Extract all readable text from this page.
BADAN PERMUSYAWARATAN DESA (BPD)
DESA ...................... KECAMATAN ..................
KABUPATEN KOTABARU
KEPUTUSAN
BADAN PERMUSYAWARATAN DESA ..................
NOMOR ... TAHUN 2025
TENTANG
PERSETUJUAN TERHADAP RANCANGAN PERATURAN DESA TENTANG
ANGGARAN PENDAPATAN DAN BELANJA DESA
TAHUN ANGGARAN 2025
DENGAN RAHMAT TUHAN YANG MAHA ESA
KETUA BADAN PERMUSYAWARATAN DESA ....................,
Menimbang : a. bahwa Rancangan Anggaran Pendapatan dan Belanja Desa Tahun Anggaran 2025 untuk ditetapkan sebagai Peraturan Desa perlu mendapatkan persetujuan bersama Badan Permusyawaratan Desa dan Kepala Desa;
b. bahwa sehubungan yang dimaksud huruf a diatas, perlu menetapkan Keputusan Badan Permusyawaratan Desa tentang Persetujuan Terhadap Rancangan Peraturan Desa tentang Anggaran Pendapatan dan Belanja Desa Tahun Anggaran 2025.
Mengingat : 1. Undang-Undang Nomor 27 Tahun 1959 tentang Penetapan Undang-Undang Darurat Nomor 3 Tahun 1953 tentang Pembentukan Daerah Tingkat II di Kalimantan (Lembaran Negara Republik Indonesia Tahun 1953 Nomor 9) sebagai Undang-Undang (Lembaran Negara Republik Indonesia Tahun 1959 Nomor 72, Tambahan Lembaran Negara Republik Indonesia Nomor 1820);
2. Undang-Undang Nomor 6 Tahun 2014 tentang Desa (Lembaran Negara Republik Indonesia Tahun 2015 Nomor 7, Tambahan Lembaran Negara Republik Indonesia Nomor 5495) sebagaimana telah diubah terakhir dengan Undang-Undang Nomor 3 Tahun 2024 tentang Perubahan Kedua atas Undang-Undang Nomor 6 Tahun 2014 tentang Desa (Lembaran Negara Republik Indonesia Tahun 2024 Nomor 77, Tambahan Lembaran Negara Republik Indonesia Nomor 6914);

§ §

AIM:
Find how many lines of the entries contain "Indonesia". Respond with the number only.

REPLY TO THE TASK:
2